# START OF Data for processing

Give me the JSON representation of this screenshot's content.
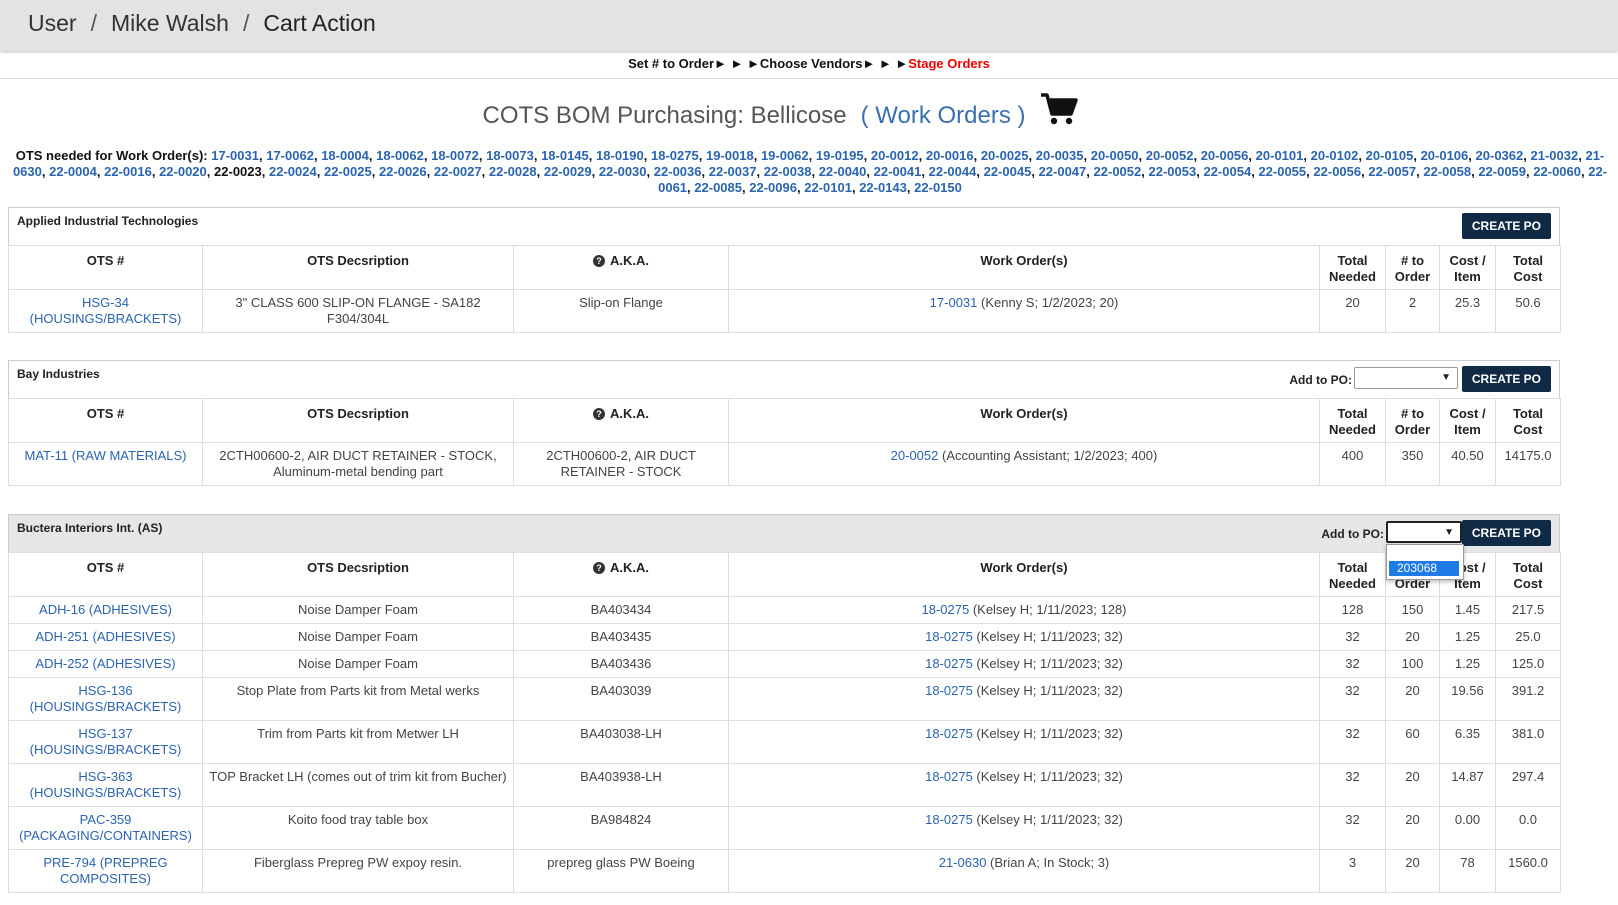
{
  "breadcrumb": [
    "User",
    "Mike Walsh",
    "Cart Action"
  ],
  "breadcrumb_sep": "/",
  "steps": {
    "step1": "Set # to Order",
    "arrows": "► ► ►",
    "step2": "Choose Vendors",
    "arrows2": "► ► ►",
    "step3": "Stage Orders"
  },
  "title": {
    "text": "COTS BOM Purchasing: Bellicose",
    "link": "( Work Orders )"
  },
  "work_orders": {
    "label": "OTS needed for Work Order(s):",
    "items": [
      "17-0031",
      "17-0062",
      "18-0004",
      "18-0062",
      "18-0072",
      "18-0073",
      "18-0145",
      "18-0190",
      "18-0275",
      "19-0018",
      "19-0062",
      "19-0195",
      "20-0012",
      "20-0016",
      "20-0025",
      "20-0035",
      "20-0050",
      "20-0052",
      "20-0056",
      "20-0101",
      "20-0102",
      "20-0105",
      "20-0106",
      "20-0362",
      "21-0032",
      "21-0630",
      "22-0004",
      "22-0016",
      "22-0020",
      "22-0023",
      "22-0024",
      "22-0025",
      "22-0026",
      "22-0027",
      "22-0028",
      "22-0029",
      "22-0030",
      "22-0036",
      "22-0037",
      "22-0038",
      "22-0040",
      "22-0041",
      "22-0044",
      "22-0045",
      "22-0047",
      "22-0052",
      "22-0053",
      "22-0054",
      "22-0055",
      "22-0056",
      "22-0057",
      "22-0058",
      "22-0059",
      "22-0060",
      "22-0061",
      "22-0085",
      "22-0096",
      "22-0101",
      "22-0143",
      "22-0150"
    ],
    "plain_item": "22-0023"
  },
  "columns": [
    "OTS #",
    "OTS Decsription",
    "A.K.A.",
    "Work Order(s)",
    "Total Needed",
    "# to Order",
    "Cost / Item",
    "Total Cost"
  ],
  "create_po_label": "CREATE PO",
  "add_to_po_label": "Add to PO:",
  "dropdown_option": "203068",
  "vendors": [
    {
      "name": "Applied Industrial Technologies",
      "rows": [
        {
          "ots": "HSG-34 (HOUSINGS/BRACKETS)",
          "desc": "3\" CLASS 600 SLIP-ON FLANGE - SA182 F304/304L",
          "aka": "Slip-on Flange",
          "wo_link": "17-0031",
          "wo_text": " (Kenny S; 1/2/2023; 20)",
          "needed": "20",
          "order": "2",
          "cost": "25.3",
          "total": "50.6"
        }
      ]
    },
    {
      "name": "Bay Industries",
      "rows": [
        {
          "ots": "MAT-11 (RAW MATERIALS)",
          "desc": "2CTH00600-2, AIR DUCT RETAINER - STOCK, Aluminum-metal bending part",
          "aka": "2CTH00600-2, AIR DUCT RETAINER - STOCK",
          "wo_link": "20-0052",
          "wo_text": " (Accounting Assistant; 1/2/2023; 400)",
          "needed": "400",
          "order": "350",
          "cost": "40.50",
          "total": "14175.0"
        }
      ]
    },
    {
      "name": "Buctera Interiors Int. (AS)",
      "rows": [
        {
          "ots": "ADH-16 (ADHESIVES)",
          "desc": "Noise Damper Foam",
          "aka": "BA403434",
          "wo_link": "18-0275",
          "wo_text": " (Kelsey H; 1/11/2023; 128)",
          "needed": "128",
          "order": "150",
          "cost": "1.45",
          "total": "217.5"
        },
        {
          "ots": "ADH-251 (ADHESIVES)",
          "desc": "Noise Damper Foam",
          "aka": "BA403435",
          "wo_link": "18-0275",
          "wo_text": " (Kelsey H; 1/11/2023; 32)",
          "needed": "32",
          "order": "20",
          "cost": "1.25",
          "total": "25.0"
        },
        {
          "ots": "ADH-252 (ADHESIVES)",
          "desc": "Noise Damper Foam",
          "aka": "BA403436",
          "wo_link": "18-0275",
          "wo_text": " (Kelsey H; 1/11/2023; 32)",
          "needed": "32",
          "order": "100",
          "cost": "1.25",
          "total": "125.0"
        },
        {
          "ots": "HSG-136 (HOUSINGS/BRACKETS)",
          "desc": "Stop Plate from Parts kit from Metal werks",
          "aka": "BA403039",
          "wo_link": "18-0275",
          "wo_text": " (Kelsey H; 1/11/2023; 32)",
          "needed": "32",
          "order": "20",
          "cost": "19.56",
          "total": "391.2"
        },
        {
          "ots": "HSG-137 (HOUSINGS/BRACKETS)",
          "desc": "Trim from Parts kit from Metwer LH",
          "aka": "BA403038-LH",
          "wo_link": "18-0275",
          "wo_text": " (Kelsey H; 1/11/2023; 32)",
          "needed": "32",
          "order": "60",
          "cost": "6.35",
          "total": "381.0"
        },
        {
          "ots": "HSG-363 (HOUSINGS/BRACKETS)",
          "desc": "TOP Bracket LH (comes out of trim kit from Bucher)",
          "aka": "BA403938-LH",
          "wo_link": "18-0275",
          "wo_text": " (Kelsey H; 1/11/2023; 32)",
          "needed": "32",
          "order": "20",
          "cost": "14.87",
          "total": "297.4"
        },
        {
          "ots": "PAC-359 (PACKAGING/CONTAINERS)",
          "desc": "Koito food tray table box",
          "aka": "BA984824",
          "wo_link": "18-0275",
          "wo_text": " (Kelsey H; 1/11/2023; 32)",
          "needed": "32",
          "order": "20",
          "cost": "0.00",
          "total": "0.0"
        },
        {
          "ots": "PRE-794 (PREPREG COMPOSITES)",
          "desc": "Fiberglass Prepreg PW expoy resin.",
          "aka": "prepreg glass PW Boeing",
          "wo_link": "21-0630",
          "wo_text": " (Brian A; In Stock; 3)",
          "needed": "3",
          "order": "20",
          "cost": "78",
          "total": "1560.0"
        }
      ]
    }
  ]
}
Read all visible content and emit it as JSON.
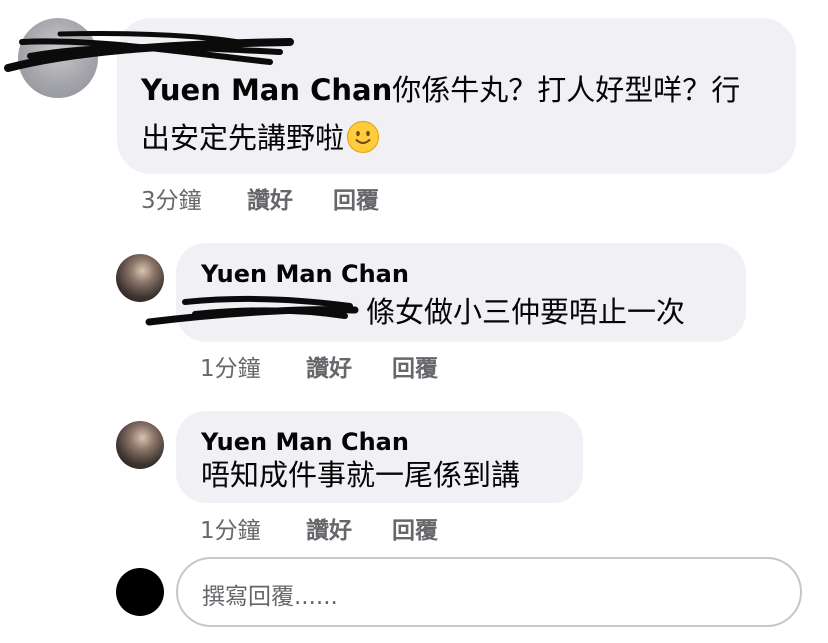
{
  "comment": {
    "author": "Yuen Man Chan",
    "line1_rest": "你係牛丸？打人好型咩？行",
    "line2": "出安定先講野啦",
    "emoji_icon": "slightly-smiling-face-icon",
    "time": "3分鐘",
    "like_label": "讚好",
    "reply_label": "回覆"
  },
  "replies": [
    {
      "author": "Yuen Man Chan",
      "text": "條女做小三仲要唔止一次",
      "time": "1分鐘",
      "like_label": "讚好",
      "reply_label": "回覆"
    },
    {
      "author": "Yuen Man Chan",
      "text": "唔知成件事就一尾係到講",
      "time": "1分鐘",
      "like_label": "讚好",
      "reply_label": "回覆"
    }
  ],
  "composer": {
    "placeholder": "撰寫回覆......"
  },
  "colors": {
    "bubble": "#f0f0f5",
    "meta_text": "#65676b",
    "scribble": "#0b0b0b"
  }
}
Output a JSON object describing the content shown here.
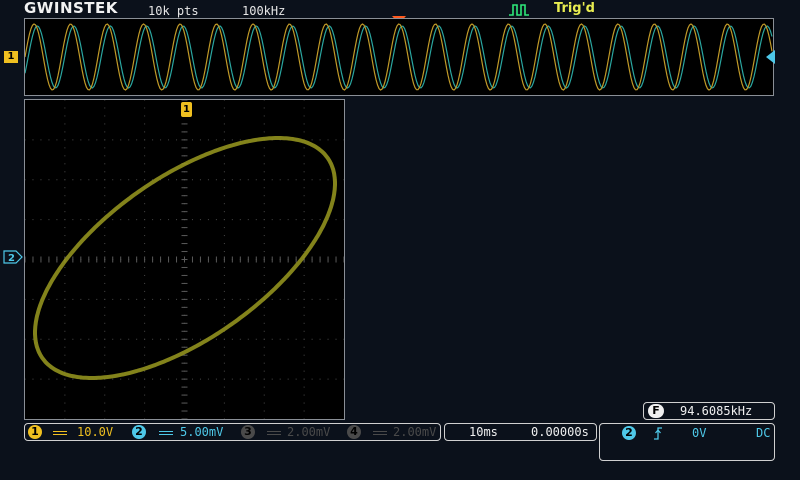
{
  "header": {
    "brand": "GWINSTEK",
    "record_length": "10k pts",
    "sample_rate": "100kHz",
    "trigger_status": "Trig'd"
  },
  "markers": {
    "ch1": "1",
    "ch2": "2"
  },
  "measurement": {
    "badge": "F",
    "frequency": "94.6085kHz"
  },
  "channels": [
    {
      "id": "1",
      "scale": "10.0V",
      "color": "#f0c020",
      "active": true
    },
    {
      "id": "2",
      "scale": "5.00mV",
      "color": "#4ec8e8",
      "active": true
    },
    {
      "id": "3",
      "scale": "2.00mV",
      "color": "#4a4a4a",
      "active": false
    },
    {
      "id": "4",
      "scale": "2.00mV",
      "color": "#4a4a4a",
      "active": false
    }
  ],
  "timebase": {
    "time_div": "10ms",
    "position": "0.00000s"
  },
  "trigger": {
    "source": "2",
    "slope_icon": "rising-edge-icon",
    "level": "0V",
    "coupling": "DC"
  },
  "colors": {
    "ch1": "#f0c020",
    "ch2": "#4ec8e8",
    "xy_trace": "#9a9a20",
    "trigger_marker": "#ff5a1f"
  }
}
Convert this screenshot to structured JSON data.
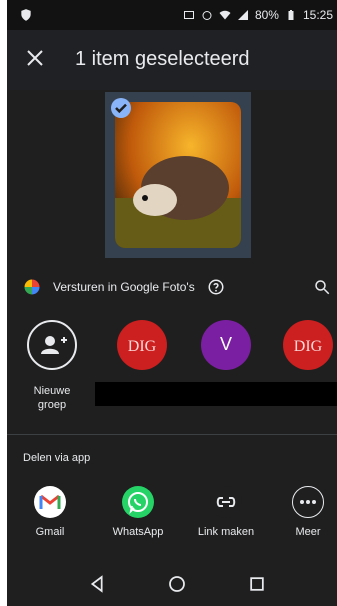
{
  "status_bar": {
    "battery_percent": "80%",
    "time": "15:25",
    "icons": [
      "shield-icon",
      "cast-icon",
      "alarm-icon",
      "wifi-icon",
      "signal-icon",
      "battery-icon"
    ]
  },
  "app_bar": {
    "title": "1 item geselecteerd",
    "close_icon": "close-icon"
  },
  "preview": {
    "check_icon": "check-icon",
    "selected": true
  },
  "photos_row": {
    "label": "Versturen in Google Foto's",
    "help_icon": "help-icon",
    "search_icon": "search-icon",
    "photos_icon": "google-photos-pinwheel-icon"
  },
  "contacts": [
    {
      "type": "new-group",
      "label": "Nieuwe groep",
      "icon": "add-group-icon"
    },
    {
      "type": "dig",
      "text": "DIG"
    },
    {
      "type": "v",
      "text": "V"
    },
    {
      "type": "dig",
      "text": "DIG"
    }
  ],
  "share_via_app": {
    "title": "Delen via app",
    "apps": [
      {
        "label": "Gmail",
        "icon": "gmail-icon"
      },
      {
        "label": "WhatsApp",
        "icon": "whatsapp-icon"
      },
      {
        "label": "Link maken",
        "icon": "link-icon"
      },
      {
        "label": "Meer",
        "icon": "more-icon"
      }
    ]
  },
  "nav_bar": {
    "buttons": [
      "back-icon",
      "home-icon",
      "recents-icon"
    ]
  },
  "colors": {
    "background": "#1f1f1f",
    "appbar": "#202124",
    "statusbar": "#121212",
    "accent_check": "#8ab4f8",
    "whatsapp": "#25d366",
    "v_avatar": "#7b1fa2",
    "dig_avatar": "#cc1f1f"
  }
}
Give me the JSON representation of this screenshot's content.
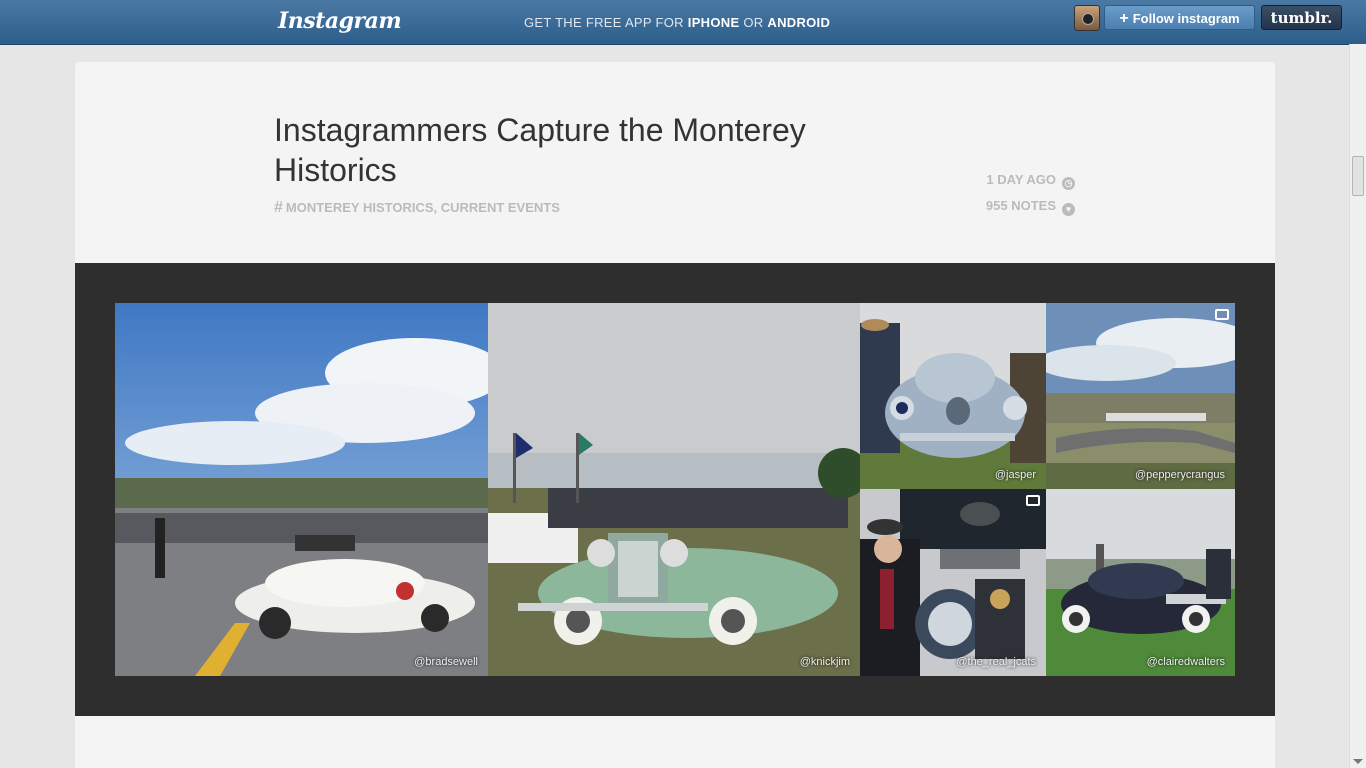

# END OF Data for processing

*Aim*. Go through the records and gather the lines that hold "HOUSINGS".

*Response*.
          "ots": "HSG-34 (HOUSINGS/BRACKETS)",
          "ots": "HSG-136 (HOUSINGS/BRACKETS)",
          "ots": "HSG-137 (HOUSINGS/BRACKETS)",
          "ots": "HSG-363 (HOUSINGS/BRACKETS)",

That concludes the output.